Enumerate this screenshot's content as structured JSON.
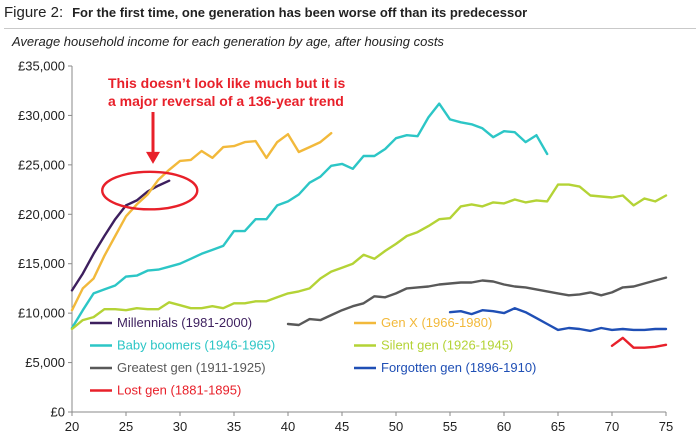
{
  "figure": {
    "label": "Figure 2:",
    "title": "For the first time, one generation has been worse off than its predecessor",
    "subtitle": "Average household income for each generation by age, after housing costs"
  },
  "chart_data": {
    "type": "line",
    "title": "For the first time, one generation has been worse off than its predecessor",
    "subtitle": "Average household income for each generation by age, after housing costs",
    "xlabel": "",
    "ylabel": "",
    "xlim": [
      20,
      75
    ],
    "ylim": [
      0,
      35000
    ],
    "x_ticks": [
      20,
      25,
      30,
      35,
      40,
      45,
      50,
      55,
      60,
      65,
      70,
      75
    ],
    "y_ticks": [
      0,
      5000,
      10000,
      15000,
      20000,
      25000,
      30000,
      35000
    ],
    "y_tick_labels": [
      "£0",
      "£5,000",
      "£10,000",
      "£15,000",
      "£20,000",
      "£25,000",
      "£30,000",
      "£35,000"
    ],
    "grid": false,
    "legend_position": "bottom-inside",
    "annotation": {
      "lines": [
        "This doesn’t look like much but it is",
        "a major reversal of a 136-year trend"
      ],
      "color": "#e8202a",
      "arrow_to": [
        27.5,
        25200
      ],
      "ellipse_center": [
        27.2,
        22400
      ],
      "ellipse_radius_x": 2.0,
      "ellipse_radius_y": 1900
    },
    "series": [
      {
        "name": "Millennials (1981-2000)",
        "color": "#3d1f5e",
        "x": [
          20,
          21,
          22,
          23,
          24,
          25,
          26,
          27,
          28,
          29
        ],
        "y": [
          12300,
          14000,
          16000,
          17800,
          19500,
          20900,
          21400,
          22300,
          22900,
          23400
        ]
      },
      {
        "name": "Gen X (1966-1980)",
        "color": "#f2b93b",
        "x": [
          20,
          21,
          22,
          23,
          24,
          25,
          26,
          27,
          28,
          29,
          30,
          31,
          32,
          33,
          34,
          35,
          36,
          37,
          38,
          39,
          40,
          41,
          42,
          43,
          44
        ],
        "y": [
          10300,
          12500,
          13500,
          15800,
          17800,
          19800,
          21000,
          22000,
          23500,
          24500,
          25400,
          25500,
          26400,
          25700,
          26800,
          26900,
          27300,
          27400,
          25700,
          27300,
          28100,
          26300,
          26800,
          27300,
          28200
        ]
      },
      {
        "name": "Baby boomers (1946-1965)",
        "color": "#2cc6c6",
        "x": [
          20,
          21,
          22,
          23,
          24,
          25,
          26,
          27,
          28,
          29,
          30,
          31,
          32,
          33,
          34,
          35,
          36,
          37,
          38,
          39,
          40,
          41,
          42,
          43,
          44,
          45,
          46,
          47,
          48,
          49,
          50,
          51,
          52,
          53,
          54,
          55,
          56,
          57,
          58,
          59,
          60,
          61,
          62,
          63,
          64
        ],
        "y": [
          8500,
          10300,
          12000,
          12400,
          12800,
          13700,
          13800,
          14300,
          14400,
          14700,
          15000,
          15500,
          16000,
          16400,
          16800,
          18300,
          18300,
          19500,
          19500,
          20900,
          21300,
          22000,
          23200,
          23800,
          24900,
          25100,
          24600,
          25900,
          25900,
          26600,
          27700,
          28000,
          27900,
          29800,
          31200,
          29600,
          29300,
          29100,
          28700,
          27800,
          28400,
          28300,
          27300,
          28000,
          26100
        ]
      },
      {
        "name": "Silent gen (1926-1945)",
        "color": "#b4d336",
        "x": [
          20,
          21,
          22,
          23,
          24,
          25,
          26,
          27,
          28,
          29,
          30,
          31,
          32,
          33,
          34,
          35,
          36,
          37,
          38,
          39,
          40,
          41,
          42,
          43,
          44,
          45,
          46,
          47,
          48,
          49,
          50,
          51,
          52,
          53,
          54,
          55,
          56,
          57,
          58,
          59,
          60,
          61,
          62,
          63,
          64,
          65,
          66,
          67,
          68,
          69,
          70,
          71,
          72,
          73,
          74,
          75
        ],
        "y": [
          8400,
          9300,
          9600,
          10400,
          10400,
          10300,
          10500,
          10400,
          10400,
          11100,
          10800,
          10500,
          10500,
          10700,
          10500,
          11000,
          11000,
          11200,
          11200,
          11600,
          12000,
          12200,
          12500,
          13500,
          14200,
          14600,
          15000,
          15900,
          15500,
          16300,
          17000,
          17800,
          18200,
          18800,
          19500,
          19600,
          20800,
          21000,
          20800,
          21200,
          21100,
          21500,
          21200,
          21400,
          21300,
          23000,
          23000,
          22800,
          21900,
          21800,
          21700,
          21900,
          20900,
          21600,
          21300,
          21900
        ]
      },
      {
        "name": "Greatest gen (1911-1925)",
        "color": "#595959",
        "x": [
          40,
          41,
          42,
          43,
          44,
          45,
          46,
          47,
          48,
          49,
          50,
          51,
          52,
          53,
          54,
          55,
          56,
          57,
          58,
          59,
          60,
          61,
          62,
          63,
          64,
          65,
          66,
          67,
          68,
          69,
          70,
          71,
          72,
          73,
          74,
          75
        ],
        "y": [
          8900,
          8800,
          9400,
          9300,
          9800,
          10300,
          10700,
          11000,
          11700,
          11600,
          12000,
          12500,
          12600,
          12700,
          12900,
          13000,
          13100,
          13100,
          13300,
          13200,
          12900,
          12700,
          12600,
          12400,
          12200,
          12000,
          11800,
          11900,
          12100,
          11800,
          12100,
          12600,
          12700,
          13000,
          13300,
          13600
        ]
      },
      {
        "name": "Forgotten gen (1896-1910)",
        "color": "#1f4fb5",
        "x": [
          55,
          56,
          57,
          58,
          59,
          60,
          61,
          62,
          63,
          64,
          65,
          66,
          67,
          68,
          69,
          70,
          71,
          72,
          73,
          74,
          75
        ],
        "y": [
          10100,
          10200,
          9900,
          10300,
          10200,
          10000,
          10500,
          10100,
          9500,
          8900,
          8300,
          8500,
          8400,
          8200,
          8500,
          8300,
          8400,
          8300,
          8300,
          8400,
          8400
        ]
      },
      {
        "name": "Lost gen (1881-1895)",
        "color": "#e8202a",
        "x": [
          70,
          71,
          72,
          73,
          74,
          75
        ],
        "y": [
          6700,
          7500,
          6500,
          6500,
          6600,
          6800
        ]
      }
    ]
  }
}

# # #

Identify the lines in the entries above that contain "name", then copy them out.

        "name": "Millennials (1981-2000)",
        "name": "Gen X (1966-1980)",
        "name": "Baby boomers (1946-1965)",
        "name": "Silent gen (1926-1945)",
        "name": "Greatest gen (1911-1925)",
        "name": "Forgotten gen (1896-1910)",
        "name": "Lost gen (1881-1895)",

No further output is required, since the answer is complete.